__TASK GOAL__
Exactly repeat the full listing that follows.

__RECORDS__
##############################
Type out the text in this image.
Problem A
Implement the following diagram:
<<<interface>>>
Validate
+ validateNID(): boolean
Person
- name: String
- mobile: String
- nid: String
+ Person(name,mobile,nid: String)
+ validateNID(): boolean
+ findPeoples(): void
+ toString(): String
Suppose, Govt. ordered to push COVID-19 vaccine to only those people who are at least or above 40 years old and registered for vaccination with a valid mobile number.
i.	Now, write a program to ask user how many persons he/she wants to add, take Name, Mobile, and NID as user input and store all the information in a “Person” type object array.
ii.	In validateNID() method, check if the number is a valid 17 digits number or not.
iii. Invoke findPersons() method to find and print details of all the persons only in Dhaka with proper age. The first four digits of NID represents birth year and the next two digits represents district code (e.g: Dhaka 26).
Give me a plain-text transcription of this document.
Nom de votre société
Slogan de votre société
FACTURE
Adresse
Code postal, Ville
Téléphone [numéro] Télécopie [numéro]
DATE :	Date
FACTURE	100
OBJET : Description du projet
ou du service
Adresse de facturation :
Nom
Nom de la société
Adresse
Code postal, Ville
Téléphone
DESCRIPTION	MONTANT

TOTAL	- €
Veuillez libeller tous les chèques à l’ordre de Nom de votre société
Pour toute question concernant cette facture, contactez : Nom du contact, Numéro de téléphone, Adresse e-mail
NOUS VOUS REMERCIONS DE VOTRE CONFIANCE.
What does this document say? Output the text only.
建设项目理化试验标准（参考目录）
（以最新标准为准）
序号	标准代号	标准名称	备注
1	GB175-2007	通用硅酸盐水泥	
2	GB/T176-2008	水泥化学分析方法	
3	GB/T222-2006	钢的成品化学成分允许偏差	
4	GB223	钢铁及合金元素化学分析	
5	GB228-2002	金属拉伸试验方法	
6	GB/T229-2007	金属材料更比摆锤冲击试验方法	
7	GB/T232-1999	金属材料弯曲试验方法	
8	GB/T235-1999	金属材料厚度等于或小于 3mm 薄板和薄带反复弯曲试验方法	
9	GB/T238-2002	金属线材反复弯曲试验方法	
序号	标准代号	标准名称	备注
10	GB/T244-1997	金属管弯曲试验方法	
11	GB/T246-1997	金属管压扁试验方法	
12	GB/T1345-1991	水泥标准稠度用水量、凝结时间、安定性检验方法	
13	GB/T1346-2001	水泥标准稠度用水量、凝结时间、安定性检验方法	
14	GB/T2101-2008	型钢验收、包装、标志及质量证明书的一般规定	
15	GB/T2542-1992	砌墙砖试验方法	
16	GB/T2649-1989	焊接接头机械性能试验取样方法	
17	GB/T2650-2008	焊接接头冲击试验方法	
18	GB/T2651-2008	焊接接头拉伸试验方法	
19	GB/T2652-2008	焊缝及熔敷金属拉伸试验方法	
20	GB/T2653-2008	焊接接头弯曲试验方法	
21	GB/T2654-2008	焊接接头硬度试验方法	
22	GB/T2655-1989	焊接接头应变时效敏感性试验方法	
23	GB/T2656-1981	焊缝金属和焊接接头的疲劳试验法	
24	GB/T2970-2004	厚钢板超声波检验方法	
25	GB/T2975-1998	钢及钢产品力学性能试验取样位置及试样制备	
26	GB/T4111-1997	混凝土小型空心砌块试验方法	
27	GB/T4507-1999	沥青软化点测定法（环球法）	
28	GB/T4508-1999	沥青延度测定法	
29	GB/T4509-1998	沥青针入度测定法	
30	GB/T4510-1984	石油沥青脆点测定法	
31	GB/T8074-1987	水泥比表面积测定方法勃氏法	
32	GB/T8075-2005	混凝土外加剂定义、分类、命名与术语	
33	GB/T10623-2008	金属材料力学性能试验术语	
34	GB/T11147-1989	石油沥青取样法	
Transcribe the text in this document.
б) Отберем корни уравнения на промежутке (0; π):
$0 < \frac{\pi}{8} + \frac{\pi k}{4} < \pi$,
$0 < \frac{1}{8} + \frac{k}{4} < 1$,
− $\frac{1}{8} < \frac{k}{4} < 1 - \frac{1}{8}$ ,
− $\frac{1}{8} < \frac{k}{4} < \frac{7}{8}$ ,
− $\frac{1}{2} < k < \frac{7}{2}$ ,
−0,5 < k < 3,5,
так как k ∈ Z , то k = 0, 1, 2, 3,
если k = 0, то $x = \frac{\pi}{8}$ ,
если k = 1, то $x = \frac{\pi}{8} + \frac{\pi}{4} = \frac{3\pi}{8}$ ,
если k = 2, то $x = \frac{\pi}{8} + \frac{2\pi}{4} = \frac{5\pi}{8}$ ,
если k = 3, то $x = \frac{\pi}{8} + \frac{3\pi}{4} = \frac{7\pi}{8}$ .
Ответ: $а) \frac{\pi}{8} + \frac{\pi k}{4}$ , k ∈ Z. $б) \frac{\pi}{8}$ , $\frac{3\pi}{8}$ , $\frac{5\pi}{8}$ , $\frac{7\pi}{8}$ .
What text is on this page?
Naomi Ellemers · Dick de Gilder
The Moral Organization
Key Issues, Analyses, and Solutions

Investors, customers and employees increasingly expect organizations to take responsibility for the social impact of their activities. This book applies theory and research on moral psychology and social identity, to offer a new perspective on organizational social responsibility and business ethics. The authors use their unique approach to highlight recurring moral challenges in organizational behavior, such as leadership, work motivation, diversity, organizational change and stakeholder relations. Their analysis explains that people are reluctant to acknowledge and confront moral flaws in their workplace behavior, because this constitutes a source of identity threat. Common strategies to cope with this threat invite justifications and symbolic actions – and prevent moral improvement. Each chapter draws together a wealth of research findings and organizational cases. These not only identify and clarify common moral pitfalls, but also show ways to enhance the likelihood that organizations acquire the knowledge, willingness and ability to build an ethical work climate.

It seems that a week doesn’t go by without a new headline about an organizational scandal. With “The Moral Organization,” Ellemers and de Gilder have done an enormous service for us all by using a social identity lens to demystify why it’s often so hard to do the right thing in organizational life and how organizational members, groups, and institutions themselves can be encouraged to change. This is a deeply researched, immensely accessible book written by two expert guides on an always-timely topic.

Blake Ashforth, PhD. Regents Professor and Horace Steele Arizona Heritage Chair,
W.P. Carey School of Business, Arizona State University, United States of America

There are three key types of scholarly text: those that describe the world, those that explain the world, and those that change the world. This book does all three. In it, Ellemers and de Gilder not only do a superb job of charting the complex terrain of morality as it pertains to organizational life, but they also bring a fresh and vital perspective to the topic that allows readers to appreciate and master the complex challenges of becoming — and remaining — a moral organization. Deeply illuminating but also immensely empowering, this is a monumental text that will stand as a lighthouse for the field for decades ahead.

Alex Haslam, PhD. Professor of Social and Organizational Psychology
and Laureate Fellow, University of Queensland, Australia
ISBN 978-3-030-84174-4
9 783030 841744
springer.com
##############################
__EXERCISE RESPONSE__
Type out the text in this image.
Problem A
Implement the following diagram:
<<<interface>>>
Validate
+ validateNID(): boolean
Person
- name: String
- mobile: String
- nid: String
+ Person(name,mobile,nid: String)
+ validateNID(): boolean
+ findPeoples(): void
+ toString(): String
Suppose, Govt. ordered to push COVID-19 vaccine to only those people who are at least or above 40 years old and registered for vaccination with a valid mobile number.
i.	Now, write a program to ask user how many persons he/she wants to add, take Name, Mobile, and NID as user input and store all the information in a “Person” type object array.
ii.	In validateNID() method, check if the number is a valid 17 digits number or not.
iii. Invoke findPersons() method to find and print details of all the persons only in Dhaka with proper age. The first four digits of NID represents birth year and the next two digits represents district code (e.g: Dhaka 26).
Give me a plain-text transcription of this document.
Nom de votre société
Slogan de votre société
FACTURE
Adresse
Code postal, Ville
Téléphone [numéro] Télécopie [numéro]
DATE :	Date
FACTURE	100
OBJET : Description du projet
ou du service
Adresse de facturation :
Nom
Nom de la société
Adresse
Code postal, Ville
Téléphone
DESCRIPTION	MONTANT

TOTAL	- €
Veuillez libeller tous les chèques à l’ordre de Nom de votre société
Pour toute question concernant cette facture, contactez : Nom du contact, Numéro de téléphone, Adresse e-mail
NOUS VOUS REMERCIONS DE VOTRE CONFIANCE.
What does this document say? Output the text only.
建设项目理化试验标准（参考目录）
（以最新标准为准）
序号	标准代号	标准名称	备注
1	GB175-2007	通用硅酸盐水泥	
2	GB/T176-2008	水泥化学分析方法	
3	GB/T222-2006	钢的成品化学成分允许偏差	
4	GB223	钢铁及合金元素化学分析	
5	GB228-2002	金属拉伸试验方法	
6	GB/T229-2007	金属材料更比摆锤冲击试验方法	
7	GB/T232-1999	金属材料弯曲试验方法	
8	GB/T235-1999	金属材料厚度等于或小于 3mm 薄板和薄带反复弯曲试验方法	
9	GB/T238-2002	金属线材反复弯曲试验方法	
序号	标准代号	标准名称	备注
10	GB/T244-1997	金属管弯曲试验方法	
11	GB/T246-1997	金属管压扁试验方法	
12	GB/T1345-1991	水泥标准稠度用水量、凝结时间、安定性检验方法	
13	GB/T1346-2001	水泥标准稠度用水量、凝结时间、安定性检验方法	
14	GB/T2101-2008	型钢验收、包装、标志及质量证明书的一般规定	
15	GB/T2542-1992	砌墙砖试验方法	
16	GB/T2649-1989	焊接接头机械性能试验取样方法	
17	GB/T2650-2008	焊接接头冲击试验方法	
18	GB/T2651-2008	焊接接头拉伸试验方法	
19	GB/T2652-2008	焊缝及熔敷金属拉伸试验方法	
20	GB/T2653-2008	焊接接头弯曲试验方法	
21	GB/T2654-2008	焊接接头硬度试验方法	
22	GB/T2655-1989	焊接接头应变时效敏感性试验方法	
23	GB/T2656-1981	焊缝金属和焊接接头的疲劳试验法	
24	GB/T2970-2004	厚钢板超声波检验方法	
25	GB/T2975-1998	钢及钢产品力学性能试验取样位置及试样制备	
26	GB/T4111-1997	混凝土小型空心砌块试验方法	
27	GB/T4507-1999	沥青软化点测定法（环球法）	
28	GB/T4508-1999	沥青延度测定法	
29	GB/T4509-1998	沥青针入度测定法	
30	GB/T4510-1984	石油沥青脆点测定法	
31	GB/T8074-1987	水泥比表面积测定方法勃氏法	
32	GB/T8075-2005	混凝土外加剂定义、分类、命名与术语	
33	GB/T10623-2008	金属材料力学性能试验术语	
34	GB/T11147-1989	石油沥青取样法	
Transcribe the text in this document.
б) Отберем корни уравнения на промежутке (0; π):
$0 < \frac{\pi}{8} + \frac{\pi k}{4} < \pi$,
$0 < \frac{1}{8} + \frac{k}{4} < 1$,
− $\frac{1}{8} < \frac{k}{4} < 1 - \frac{1}{8}$ ,
− $\frac{1}{8} < \frac{k}{4} < \frac{7}{8}$ ,
− $\frac{1}{2} < k < \frac{7}{2}$ ,
−0,5 < k < 3,5,
так как k ∈ Z , то k = 0, 1, 2, 3,
если k = 0, то $x = \frac{\pi}{8}$ ,
если k = 1, то $x = \frac{\pi}{8} + \frac{\pi}{4} = \frac{3\pi}{8}$ ,
если k = 2, то $x = \frac{\pi}{8} + \frac{2\pi}{4} = \frac{5\pi}{8}$ ,
если k = 3, то $x = \frac{\pi}{8} + \frac{3\pi}{4} = \frac{7\pi}{8}$ .
Ответ: $а) \frac{\pi}{8} + \frac{\pi k}{4}$ , k ∈ Z. $б) \frac{\pi}{8}$ , $\frac{3\pi}{8}$ , $\frac{5\pi}{8}$ , $\frac{7\pi}{8}$ .
What text is on this page?
Naomi Ellemers · Dick de Gilder
The Moral Organization
Key Issues, Analyses, and Solutions

Investors, customers and employees increasingly expect organizations to take responsibility for the social impact of their activities. This book applies theory and research on moral psychology and social identity, to offer a new perspective on organizational social responsibility and business ethics. The authors use their unique approach to highlight recurring moral challenges in organizational behavior, such as leadership, work motivation, diversity, organizational change and stakeholder relations. Their analysis explains that people are reluctant to acknowledge and confront moral flaws in their workplace behavior, because this constitutes a source of identity threat. Common strategies to cope with this threat invite justifications and symbolic actions – and prevent moral improvement. Each chapter draws together a wealth of research findings and organizational cases. These not only identify and clarify common moral pitfalls, but also show ways to enhance the likelihood that organizations acquire the knowledge, willingness and ability to build an ethical work climate.

It seems that a week doesn’t go by without a new headline about an organizational scandal. With “The Moral Organization,” Ellemers and de Gilder have done an enormous service for us all by using a social identity lens to demystify why it’s often so hard to do the right thing in organizational life and how organizational members, groups, and institutions themselves can be encouraged to change. This is a deeply researched, immensely accessible book written by two expert guides on an always-timely topic.

Blake Ashforth, PhD. Regents Professor and Horace Steele Arizona Heritage Chair,
W.P. Carey School of Business, Arizona State University, United States of America

There are three key types of scholarly text: those that describe the world, those that explain the world, and those that change the world. This book does all three. In it, Ellemers and de Gilder not only do a superb job of charting the complex terrain of morality as it pertains to organizational life, but they also bring a fresh and vital perspective to the topic that allows readers to appreciate and master the complex challenges of becoming — and remaining — a moral organization. Deeply illuminating but also immensely empowering, this is a monumental text that will stand as a lighthouse for the field for decades ahead.

Alex Haslam, PhD. Professor of Social and Organizational Psychology
and Laureate Fellow, University of Queensland, Australia
ISBN 978-3-030-84174-4
9 783030 841744
springer.com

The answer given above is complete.